| STATED PROBLEM |
Retype the listing below line for line, leaving out the picture.

--- begin ---

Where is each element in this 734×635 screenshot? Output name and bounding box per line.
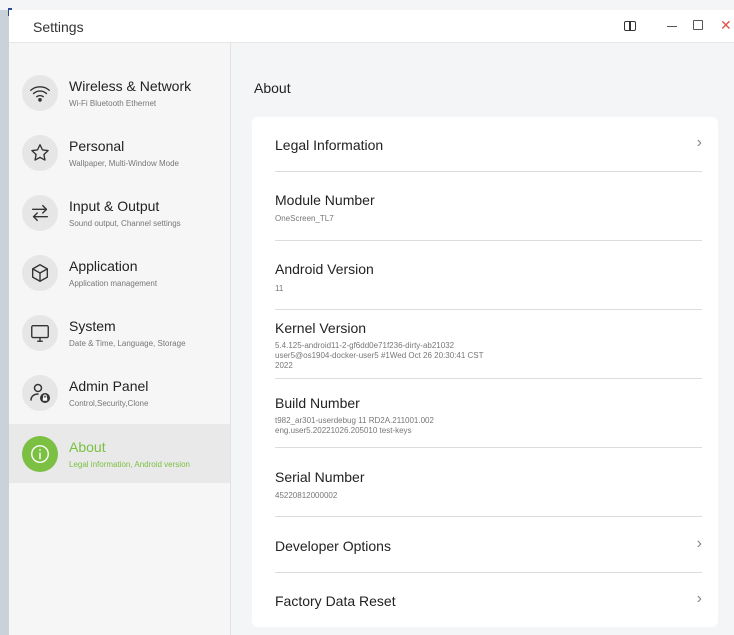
- sidebar-item-subtitle: Legal information, Android version: [69, 460, 190, 469]
- row-value-line: eng.user5.20221026.205010 test-keys: [275, 426, 412, 435]
- page-title: About: [254, 80, 291, 96]
- info-icon: [22, 436, 58, 472]
- row-value: 11: [275, 284, 284, 293]
- sidebar-item-subtitle: Control,Security,Clone: [69, 399, 149, 408]
- row-title: Kernel Version: [275, 320, 367, 336]
- kernel-version-row: Kernel Version 5.4.125-android11-2-gf6dd…: [275, 310, 702, 379]
- main-content: About Legal Information › Module Number …: [231, 43, 734, 635]
- sidebar-item-system[interactable]: System Date & Time, Language, Storage: [9, 303, 230, 362]
- sidebar-item-input-output[interactable]: Input & Output Sound output, Channel set…: [9, 183, 230, 242]
- chevron-right-icon: ›: [696, 535, 702, 552]
- sidebar-item-subtitle: Wi-Fi Bluetooth Ethernet: [69, 99, 157, 108]
- cube-icon: [22, 255, 58, 291]
- row-value-line: t982_ar301-userdebug 11 RD2A.211001.002: [275, 416, 434, 425]
- close-icon[interactable]: ✕: [720, 17, 732, 33]
- sidebar-item-title: About: [69, 439, 106, 455]
- about-card: Legal Information › Module Number OneScr…: [252, 117, 718, 627]
- minimize-icon[interactable]: [667, 17, 677, 33]
- row-title: Android Version: [275, 261, 374, 277]
- row-title: Factory Data Reset: [275, 593, 396, 609]
- wifi-icon: [22, 75, 58, 111]
- row-value-line: 5.4.125-android11-2-gf6dd0e71f236-dirty-…: [275, 341, 455, 350]
- admin-user-lock-icon: [22, 375, 58, 411]
- sidebar-item-title: Input & Output: [69, 198, 160, 214]
- sidebar-item-subtitle: Application management: [69, 279, 158, 288]
- sidebar-item-subtitle: Sound output, Channel settings: [69, 219, 181, 228]
- chevron-right-icon: ›: [696, 590, 702, 607]
- module-number-row: Module Number OneScreen_TL7: [275, 172, 702, 241]
- row-title: Build Number: [275, 395, 360, 411]
- sidebar-item-title: Personal: [69, 138, 125, 154]
- row-title: Module Number: [275, 192, 375, 208]
- maximize-icon[interactable]: [693, 17, 703, 33]
- sidebar-item-subtitle: Wallpaper, Multi-Window Mode: [69, 159, 179, 168]
- android-version-row: Android Version 11: [275, 241, 702, 310]
- chevron-right-icon: ›: [696, 134, 702, 151]
- sidebar-item-title: Application: [69, 258, 138, 274]
- monitor-icon: [22, 315, 58, 351]
- sidebar-item-title: System: [69, 318, 116, 334]
- sidebar-item-personal[interactable]: Personal Wallpaper, Multi-Window Mode: [9, 123, 230, 182]
- sidebar-item-application[interactable]: Application Application management: [9, 243, 230, 302]
- desktop-background: [0, 0, 734, 16]
- row-title: Developer Options: [275, 538, 391, 554]
- sidebar-item-title: Admin Panel: [69, 378, 149, 394]
- row-value-line: 2022: [275, 361, 293, 370]
- split-screen-icon[interactable]: [624, 17, 636, 33]
- factory-data-reset-row[interactable]: Factory Data Reset ›: [275, 573, 702, 627]
- sidebar-item-subtitle: Date & Time, Language, Storage: [69, 339, 186, 348]
- row-value: 45220812000002: [275, 491, 338, 500]
- row-value-line: user5@os1904-docker-user5 #1Wed Oct 26 2…: [275, 351, 484, 360]
- sidebar-item-admin-panel[interactable]: Admin Panel Control,Security,Clone: [9, 363, 230, 422]
- sidebar-item-about[interactable]: About Legal information, Android version: [9, 424, 230, 483]
- serial-number-row: Serial Number 45220812000002: [275, 448, 702, 517]
- developer-options-row[interactable]: Developer Options ›: [275, 517, 702, 573]
- sidebar: Wireless & Network Wi-Fi Bluetooth Ether…: [9, 43, 231, 635]
- build-number-row: Build Number t982_ar301-userdebug 11 RD2…: [275, 379, 702, 448]
- row-title: Serial Number: [275, 469, 365, 485]
- window-title: Settings: [33, 19, 84, 35]
- sidebar-item-title: Wireless & Network: [69, 78, 192, 94]
- row-value: OneScreen_TL7: [275, 214, 334, 223]
- row-title: Legal Information: [275, 137, 384, 153]
- legal-information-row[interactable]: Legal Information ›: [275, 117, 702, 172]
- sidebar-item-wireless-network[interactable]: Wireless & Network Wi-Fi Bluetooth Ether…: [9, 63, 230, 122]
- swap-arrows-icon: [22, 195, 58, 231]
- star-icon: [22, 135, 58, 171]
- title-bar: Settings ✕: [9, 10, 734, 43]
- settings-window: Settings ✕ Wireless & Network Wi-Fi Blue…: [9, 10, 734, 635]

--- end ---

| EXPECTED ANSWER |
Where is each element in this 734×635 screenshot? Output name and bounding box per line.
- sidebar-item-subtitle: Legal information, Android version: [69, 460, 190, 469]
- row-value-line: eng.user5.20221026.205010 test-keys: [275, 426, 412, 435]
- page-title: About: [254, 80, 291, 96]
- info-icon: [22, 436, 58, 472]
- row-value: 11: [275, 284, 284, 293]
- sidebar-item-subtitle: Control,Security,Clone: [69, 399, 149, 408]
- row-title: Kernel Version: [275, 320, 367, 336]
- kernel-version-row: Kernel Version 5.4.125-android11-2-gf6dd…: [275, 310, 702, 379]
- main-content: About Legal Information › Module Number …: [231, 43, 734, 635]
- sidebar-item-system[interactable]: System Date & Time, Language, Storage: [9, 303, 230, 362]
- sidebar-item-input-output[interactable]: Input & Output Sound output, Channel set…: [9, 183, 230, 242]
- chevron-right-icon: ›: [696, 535, 702, 552]
- sidebar-item-subtitle: Wi-Fi Bluetooth Ethernet: [69, 99, 157, 108]
- cube-icon: [22, 255, 58, 291]
- row-value-line: t982_ar301-userdebug 11 RD2A.211001.002: [275, 416, 434, 425]
- close-icon[interactable]: ✕: [720, 17, 732, 33]
- sidebar-item-title: About: [69, 439, 106, 455]
- about-card: Legal Information › Module Number OneScr…: [252, 117, 718, 627]
- minimize-icon[interactable]: [667, 17, 677, 33]
- row-title: Android Version: [275, 261, 374, 277]
- row-title: Factory Data Reset: [275, 593, 396, 609]
- wifi-icon: [22, 75, 58, 111]
- row-value-line: 5.4.125-android11-2-gf6dd0e71f236-dirty-…: [275, 341, 455, 350]
- admin-user-lock-icon: [22, 375, 58, 411]
- sidebar-item-title: Input & Output: [69, 198, 160, 214]
- sidebar-item-subtitle: Application management: [69, 279, 158, 288]
- sidebar-item-subtitle: Sound output, Channel settings: [69, 219, 181, 228]
- chevron-right-icon: ›: [696, 590, 702, 607]
- module-number-row: Module Number OneScreen_TL7: [275, 172, 702, 241]
- row-title: Build Number: [275, 395, 360, 411]
- sidebar-item-title: Personal: [69, 138, 125, 154]
- row-title: Module Number: [275, 192, 375, 208]
- maximize-icon[interactable]: [693, 17, 703, 33]
- sidebar-item-subtitle: Wallpaper, Multi-Window Mode: [69, 159, 179, 168]
- android-version-row: Android Version 11: [275, 241, 702, 310]
- chevron-right-icon: ›: [696, 134, 702, 151]
- sidebar-item-title: Application: [69, 258, 138, 274]
- monitor-icon: [22, 315, 58, 351]
- sidebar-item-title: System: [69, 318, 116, 334]
- sidebar-item-personal[interactable]: Personal Wallpaper, Multi-Window Mode: [9, 123, 230, 182]
- sidebar-item-application[interactable]: Application Application management: [9, 243, 230, 302]
- desktop-background: [0, 0, 734, 16]
- row-title: Developer Options: [275, 538, 391, 554]
- sidebar-item-title: Admin Panel: [69, 378, 149, 394]
- row-value-line: 2022: [275, 361, 293, 370]
- split-screen-icon[interactable]: [624, 17, 636, 33]
- factory-data-reset-row[interactable]: Factory Data Reset ›: [275, 573, 702, 627]
- sidebar-item-subtitle: Date & Time, Language, Storage: [69, 339, 186, 348]
- row-value: 45220812000002: [275, 491, 338, 500]
- row-value-line: user5@os1904-docker-user5 #1Wed Oct 26 2…: [275, 351, 484, 360]
- sidebar-item-admin-panel[interactable]: Admin Panel Control,Security,Clone: [9, 363, 230, 422]
- sidebar-item-about[interactable]: About Legal information, Android version: [9, 424, 230, 483]
- serial-number-row: Serial Number 45220812000002: [275, 448, 702, 517]
- developer-options-row[interactable]: Developer Options ›: [275, 517, 702, 573]
- sidebar: Wireless & Network Wi-Fi Bluetooth Ether…: [9, 43, 231, 635]
- build-number-row: Build Number t982_ar301-userdebug 11 RD2…: [275, 379, 702, 448]
- row-title: Serial Number: [275, 469, 365, 485]
- window-title: Settings: [33, 19, 84, 35]
- sidebar-item-title: Wireless & Network: [69, 78, 192, 94]
- row-value: OneScreen_TL7: [275, 214, 334, 223]
- row-title: Legal Information: [275, 137, 384, 153]
- legal-information-row[interactable]: Legal Information ›: [275, 117, 702, 172]
- sidebar-item-wireless-network[interactable]: Wireless & Network Wi-Fi Bluetooth Ether…: [9, 63, 230, 122]
- swap-arrows-icon: [22, 195, 58, 231]
- star-icon: [22, 135, 58, 171]
- title-bar: Settings ✕: [9, 10, 734, 43]
- settings-window: Settings ✕ Wireless & Network Wi-Fi Blue…: [9, 10, 734, 635]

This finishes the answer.